WHAT IS BEING ASKED – Filter the entries that follow, copying every line in which the word "color" appears.
··········
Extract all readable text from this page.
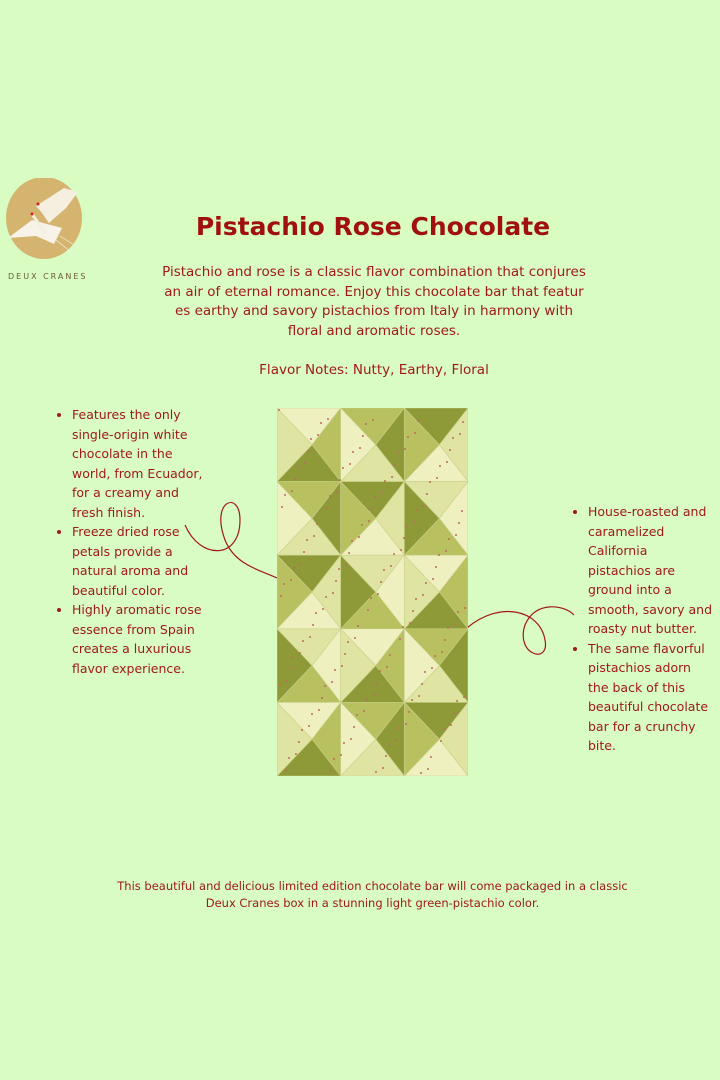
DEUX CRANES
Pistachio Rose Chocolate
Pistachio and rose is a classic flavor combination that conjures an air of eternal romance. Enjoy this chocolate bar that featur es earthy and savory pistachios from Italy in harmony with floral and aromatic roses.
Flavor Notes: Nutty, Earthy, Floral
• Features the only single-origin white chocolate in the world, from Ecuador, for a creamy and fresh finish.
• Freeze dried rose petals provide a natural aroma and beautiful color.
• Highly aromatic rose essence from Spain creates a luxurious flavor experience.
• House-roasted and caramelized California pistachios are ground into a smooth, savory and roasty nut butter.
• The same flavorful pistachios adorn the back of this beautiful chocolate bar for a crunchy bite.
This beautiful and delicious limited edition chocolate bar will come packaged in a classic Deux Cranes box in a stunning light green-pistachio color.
··········
COMPLETED EXERCISE –
• Freeze dried rose petals provide a natural aroma and beautiful color.
This beautiful and delicious limited edition chocolate bar will come packaged in a classic Deux Cranes box in a stunning light green-pistachio color.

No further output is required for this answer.